What you should do:
Repeat each line of the material below exactly as it appears, minus any pictures.

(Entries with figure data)
============================================================
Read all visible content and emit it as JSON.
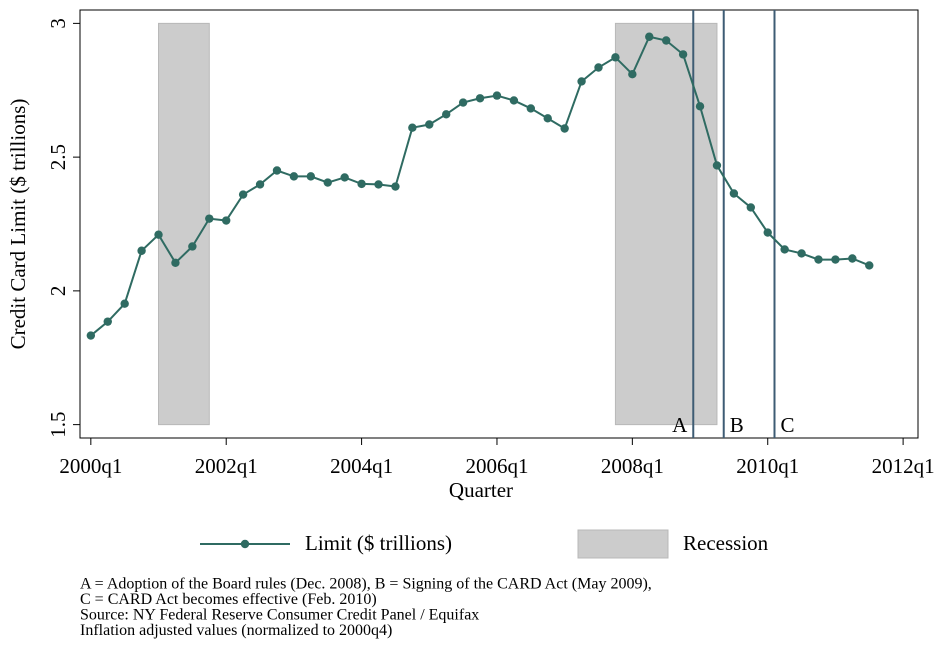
{
  "chart_data": {
    "type": "line",
    "x_label": "Quarter",
    "y_label": "Credit Card Limit ($ trillions)",
    "x": [
      2000,
      2000.25,
      2000.5,
      2000.75,
      2001,
      2001.25,
      2001.5,
      2001.75,
      2002,
      2002.25,
      2002.5,
      2002.75,
      2003,
      2003.25,
      2003.5,
      2003.75,
      2004,
      2004.25,
      2004.5,
      2004.75,
      2005,
      2005.25,
      2005.5,
      2005.75,
      2006,
      2006.25,
      2006.5,
      2006.75,
      2007,
      2007.25,
      2007.5,
      2007.75,
      2008,
      2008.25,
      2008.5,
      2008.75,
      2009,
      2009.25,
      2009.5,
      2009.75,
      2010,
      2010.25,
      2010.5,
      2010.75,
      2011,
      2011.25,
      2011.5
    ],
    "series": [
      {
        "name": "Limit ($ trillions)",
        "color": "#2f6b62",
        "values": [
          1.833,
          1.885,
          1.952,
          2.15,
          2.21,
          2.105,
          2.166,
          2.27,
          2.263,
          2.36,
          2.398,
          2.45,
          2.428,
          2.428,
          2.405,
          2.424,
          2.4,
          2.398,
          2.39,
          2.61,
          2.622,
          2.66,
          2.704,
          2.72,
          2.73,
          2.712,
          2.682,
          2.645,
          2.607,
          2.783,
          2.835,
          2.873,
          2.81,
          2.95,
          2.936,
          2.884,
          2.69,
          2.469,
          2.364,
          2.312,
          2.218,
          2.155,
          2.14,
          2.117,
          2.117,
          2.121,
          2.095
        ]
      }
    ],
    "recession_label": "Recession",
    "recession_color": "#cccccc",
    "recession_band": [
      1.5,
      3
    ],
    "recessions": [
      {
        "start": 2001,
        "end": 2001.75
      },
      {
        "start": 2007.75,
        "end": 2009.25
      }
    ],
    "reference_lines": [
      {
        "label": "A",
        "x": 2008.9
      },
      {
        "label": "B",
        "x": 2009.35
      },
      {
        "label": "C",
        "x": 2010.1
      }
    ],
    "reference_color": "#3e5c74",
    "xlim": [
      1999.84,
      2012.22
    ],
    "ylim": [
      1.45,
      3.05
    ],
    "xticks": [
      {
        "value": 2000,
        "label": "2000q1"
      },
      {
        "value": 2002,
        "label": "2002q1"
      },
      {
        "value": 2004,
        "label": "2004q1"
      },
      {
        "value": 2006,
        "label": "2006q1"
      },
      {
        "value": 2008,
        "label": "2008q1"
      },
      {
        "value": 2010,
        "label": "2010q1"
      },
      {
        "value": 2012,
        "label": "2012q1"
      }
    ],
    "yticks": [
      1.5,
      2,
      2.5,
      3
    ],
    "notes": [
      "A = Adoption of the Board rules (Dec. 2008), B = Signing of the CARD Act (May 2009),",
      "C = CARD Act becomes effective (Feb. 2010)",
      "Source: NY Federal Reserve Consumer Credit Panel / Equifax",
      "Inflation adjusted values (normalized to 2000q4)"
    ]
  }
}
============================================================
Answer in full:
Read all visible content and emit it as JSON.
{
  "chart_data": {
    "type": "line",
    "x_label": "Quarter",
    "y_label": "Credit Card Limit ($ trillions)",
    "x": [
      2000,
      2000.25,
      2000.5,
      2000.75,
      2001,
      2001.25,
      2001.5,
      2001.75,
      2002,
      2002.25,
      2002.5,
      2002.75,
      2003,
      2003.25,
      2003.5,
      2003.75,
      2004,
      2004.25,
      2004.5,
      2004.75,
      2005,
      2005.25,
      2005.5,
      2005.75,
      2006,
      2006.25,
      2006.5,
      2006.75,
      2007,
      2007.25,
      2007.5,
      2007.75,
      2008,
      2008.25,
      2008.5,
      2008.75,
      2009,
      2009.25,
      2009.5,
      2009.75,
      2010,
      2010.25,
      2010.5,
      2010.75,
      2011,
      2011.25,
      2011.5
    ],
    "series": [
      {
        "name": "Limit ($ trillions)",
        "color": "#2f6b62",
        "values": [
          1.833,
          1.885,
          1.952,
          2.15,
          2.21,
          2.105,
          2.166,
          2.27,
          2.263,
          2.36,
          2.398,
          2.45,
          2.428,
          2.428,
          2.405,
          2.424,
          2.4,
          2.398,
          2.39,
          2.61,
          2.622,
          2.66,
          2.704,
          2.72,
          2.73,
          2.712,
          2.682,
          2.645,
          2.607,
          2.783,
          2.835,
          2.873,
          2.81,
          2.95,
          2.936,
          2.884,
          2.69,
          2.469,
          2.364,
          2.312,
          2.218,
          2.155,
          2.14,
          2.117,
          2.117,
          2.121,
          2.095
        ]
      }
    ],
    "recession_label": "Recession",
    "recession_color": "#cccccc",
    "recession_band": [
      1.5,
      3
    ],
    "recessions": [
      {
        "start": 2001,
        "end": 2001.75
      },
      {
        "start": 2007.75,
        "end": 2009.25
      }
    ],
    "reference_lines": [
      {
        "label": "A",
        "x": 2008.9
      },
      {
        "label": "B",
        "x": 2009.35
      },
      {
        "label": "C",
        "x": 2010.1
      }
    ],
    "reference_color": "#3e5c74",
    "xlim": [
      1999.84,
      2012.22
    ],
    "ylim": [
      1.45,
      3.05
    ],
    "xticks": [
      {
        "value": 2000,
        "label": "2000q1"
      },
      {
        "value": 2002,
        "label": "2002q1"
      },
      {
        "value": 2004,
        "label": "2004q1"
      },
      {
        "value": 2006,
        "label": "2006q1"
      },
      {
        "value": 2008,
        "label": "2008q1"
      },
      {
        "value": 2010,
        "label": "2010q1"
      },
      {
        "value": 2012,
        "label": "2012q1"
      }
    ],
    "yticks": [
      1.5,
      2,
      2.5,
      3
    ],
    "notes": [
      "A = Adoption of the Board rules (Dec. 2008), B = Signing of the CARD Act (May 2009),",
      "C = CARD Act becomes effective (Feb. 2010)",
      "Source: NY Federal Reserve Consumer Credit Panel / Equifax",
      "Inflation adjusted values (normalized to 2000q4)"
    ]
  }
}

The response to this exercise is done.